* PASSAGE TO READ *
>>>

This problem has exposed what I think to be a deeper problem with 
the way D handles precompiled modules. Namely:

Precompiled D libraries do not expose the "important compiler 
configuration" that was used to compile them.  "Important 
compiler configuration" meaning what versions were used, whether 
unittest was enabled, basically anything that an application 
using it needs to know to properly interpret the module the same 
way it was interpreted when it was compiled.

For example, say you have a library foo with a single module.

module foo;

struct Foo
{
     int x;
     version (FatFoo)
     {
         private int[100] y;
     }
     void init()  safe nothrow
     {
         x = 0;
         version (FatFoo)
         {
             y[] = 0;
         }
     }
}

Now let's compile it:

dmd -c foo.d

Now let's use it:

import foo;

int main()  safe nothrow
{
     Foo foo;
     foo.init();
     return 0;
}

dmd main.d foo.o   (foo.obj for windows)
./main             (main.exe for windows)

It runs and we're good to go.  Now let's do something sinister...

dmd -version=FatFoo -c foo.d

Now compile and run our program again, but don't include the 
`-version=FatFoo`

dmd main.d foo.o   (foo.obj for windows)
./main             (main.exe for windows)

We've just stomped all over our stack and now it's just a pancake 
of zeros!  Your results will be unpredictable but on my windows 
box main throws an exception even though the function is marked 
 safe and nothrow :)

The root of the problem in this situation comes back to the 
problem that DIP 1000 is currently having.  The "important 
compiler configuration" used to compile our library is unknown.  
If we could take our precompiled library foo.o and see what 
compiler configuration was used to compile it, we wouldn't have 
this problem because we would have seen it was compiled with the 
"FatFoo" version.  Then we would have interpreted the module we 
used to load it with the "FatFoo" version and avoided this 
terrible "pancake stack" :)

So what do people think?  Is this something we should address?  
We could explore ways of including information in our 
pre-compiled libraries that the compiler could use to know how it 
was compiled and therefore how to interpret the modules the same 
way they were when being compiled.  All object formats that I 
know of support sections that tools can use to inject information 
like this. We could also just tell people that they must make 
sure to use the same compiler configuration for their own 
applications that were used when their libraries were compiled.  
If they don't ensure this then all safety guarantees are 
gone...not ideal but less work for D right? :)
Apr 12 2018
parent reply Jesse Phillips <Jesse.K.Phillips+D gmail.com> writes:
On Thursday, 12 April 2018 at 20:39:33 UTC, Jonathan Marler wrote:
 Currently phobos is going through a transition where DIP 1000 
 is being enabled.  This presents a unique problem because when 
 DIP 1000 is enabled, it will cause certain functions to be 
 mangled differently.  This means that if a module in phobos was 
 compiled with DIP 1000 enabled and you don't enable it when 
 compiling your application, you can end up with cryptic linker 
 errors that are difficult to root cause.

<<<

* DIRECTION A *
Lay out the stretch of rows from the line containing "compose-panel: 旁白 王子熙" through the line containing "scrollbar[interactable]: [581, 774, 587, 852]" as a JSON list of strings, one string per line, leaving out blank lines.

Stored entries:
>>>

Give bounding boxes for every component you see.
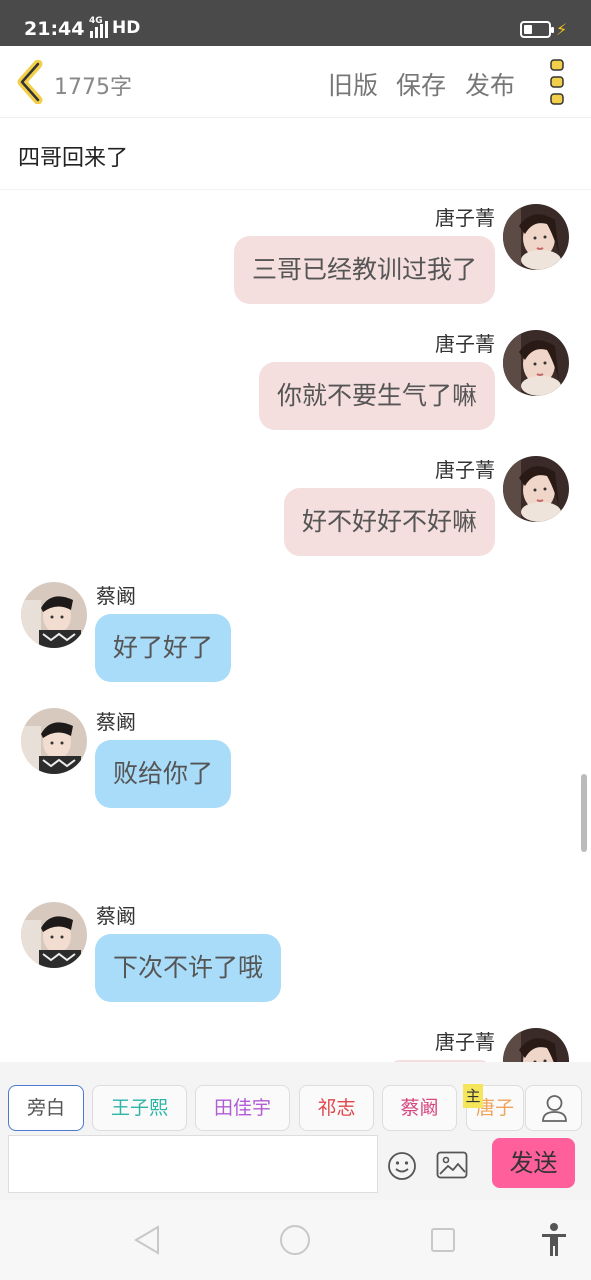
compose-panel: 旁白 王子熙 田佳宇 祁志 蔡阚 唐子 主 发送: [0, 1062, 591, 1200]
speaker-name: 唐子菁: [435, 332, 495, 356]
network-gen: 4G: [89, 16, 103, 26]
more-menu-icon[interactable]: [548, 58, 568, 106]
speaker-name: 蔡阚: [96, 584, 136, 608]
accessibility-icon[interactable]: [540, 1222, 568, 1258]
role-chip[interactable]: 田佳宇: [195, 1085, 290, 1131]
charging-icon: ⚡: [556, 20, 568, 39]
role-chip[interactable]: 王子熙: [92, 1085, 187, 1131]
send-button[interactable]: 发送: [492, 1138, 575, 1188]
emoji-icon[interactable]: [387, 1151, 417, 1181]
scrollbar[interactable]: [581, 774, 587, 852]
nav-recents-icon[interactable]: [430, 1227, 456, 1253]
nav-back-icon[interactable]: [132, 1224, 162, 1256]
chat-message[interactable]: 唐子菁你就不要生气了嘛: [0, 316, 591, 436]
avatar[interactable]: [21, 902, 87, 968]
message-bubble[interactable]: 你就不要生气了嘛: [258, 362, 495, 430]
avatar[interactable]: [21, 582, 87, 648]
message-input[interactable]: [8, 1135, 378, 1193]
message-bubble[interactable]: 好了好了: [95, 614, 232, 682]
avatar[interactable]: [21, 708, 87, 774]
speaker-name: 唐子菁: [435, 458, 495, 482]
avatar[interactable]: [503, 204, 569, 270]
message-bubble[interactable]: 好不好好不好嘛: [283, 488, 495, 556]
chat-message[interactable]: 唐子菁: [0, 1014, 591, 1062]
chat-message[interactable]: 蔡阚 好了好了: [0, 568, 591, 688]
save-button[interactable]: 保存: [396, 66, 446, 102]
speaker-name: 唐子菁: [435, 206, 495, 230]
chat-message[interactable]: 唐子菁好不好好不好嘛: [0, 442, 591, 562]
person-icon: [542, 1095, 567, 1122]
chat-message[interactable]: 唐子菁三哥已经教训过我了: [0, 190, 591, 310]
role-chip[interactable]: 蔡阚: [382, 1085, 457, 1131]
message-bubble[interactable]: 下次不许了哦: [95, 934, 282, 1002]
message-bubble[interactable]: 三哥已经教训过我了: [233, 236, 495, 304]
battery-icon: [520, 21, 554, 38]
speaker-name: 蔡阚: [96, 904, 136, 928]
owner-badge: 主: [463, 1084, 483, 1108]
editor-header: 1775字 旧版 保存 发布: [0, 46, 591, 118]
nav-home-icon[interactable]: [279, 1224, 311, 1256]
story-title: 四哥回来了: [18, 146, 129, 171]
back-chevron-icon[interactable]: [14, 60, 48, 104]
old-version-button[interactable]: 旧版: [328, 66, 378, 102]
add-role-button[interactable]: [525, 1085, 582, 1131]
chat-area[interactable]: 唐子菁 三哥已经教训过我了 唐子菁 你就不要生气了嘛 唐子菁 好不好好不好嘛 蔡阚 好了好了蔡…: [0, 190, 591, 1062]
system-nav-bar: [0, 1200, 591, 1280]
word-count: 1775字: [54, 75, 132, 100]
network-label: HD: [112, 18, 141, 38]
chat-message[interactable]: 蔡阚 败给你了: [0, 694, 591, 814]
avatar[interactable]: [503, 330, 569, 396]
story-title-bar[interactable]: 四哥回来了: [0, 118, 591, 190]
speaker-name: 蔡阚: [96, 710, 136, 734]
chat-message[interactable]: 蔡阚 下次不许了哦: [0, 888, 591, 1008]
message-bubble[interactable]: 败给你了: [95, 740, 232, 808]
avatar[interactable]: [503, 456, 569, 522]
status-time: 21:44: [24, 18, 85, 40]
role-chip[interactable]: 祁志: [299, 1085, 374, 1131]
role-chip[interactable]: 旁白: [8, 1085, 84, 1131]
speaker-name: 唐子菁: [435, 1030, 495, 1054]
status-bar: 21:44 4G HD ⚡: [0, 0, 591, 46]
network-indicator: 4G HD: [88, 16, 141, 38]
image-icon[interactable]: [436, 1151, 468, 1179]
avatar[interactable]: [503, 1028, 569, 1062]
publish-button[interactable]: 发布: [465, 66, 515, 102]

<<<

* DIRECTION B *
Output the stretch of the post on precompiled D libraries from "Now compile and" through "library is unknown.", copied word for word.

* EXERCISE SOLUTION A *
[
  "compose-panel: 旁白 王子熙 田佳宇 祁志 蔡阚 唐子 主 发送: [0, 1062, 591, 1200]",
  "speaker-name: 唐子菁: [435, 332, 495, 356]",
  "network-gen: 4G: [89, 16, 103, 26]",
  "more-menu-icon[interactable]: [548, 58, 568, 106]",
  "speaker-name: 蔡阚: [96, 584, 136, 608]",
  "accessibility-icon[interactable]: [540, 1222, 568, 1258]",
  "role-chip[interactable]: 田佳宇: [195, 1085, 290, 1131]",
  "charging-icon: ⚡: [556, 20, 568, 39]",
  "role-chip[interactable]: 王子熙: [92, 1085, 187, 1131]",
  "send-button[interactable]: 发送: [492, 1138, 575, 1188]",
  "emoji-icon[interactable]: [387, 1151, 417, 1181]",
  "scrollbar[interactable]: [581, 774, 587, 852]"
]

* EXERCISE SOLUTION B *
Now compile and run our program again, but don't include the 
`-version=FatFoo`

dmd main.d foo.o   (foo.obj for windows)
./main             (main.exe for windows)

We've just stomped all over our stack and now it's just a pancake 
of zeros!  Your results will be unpredictable but on my windows 
box main throws an exception even though the function is marked 
 safe and nothrow :)

The root of the problem in this situation comes back to the 
problem that DIP 1000 is currently having.  The "important 
compiler configuration" used to compile our library is unknown.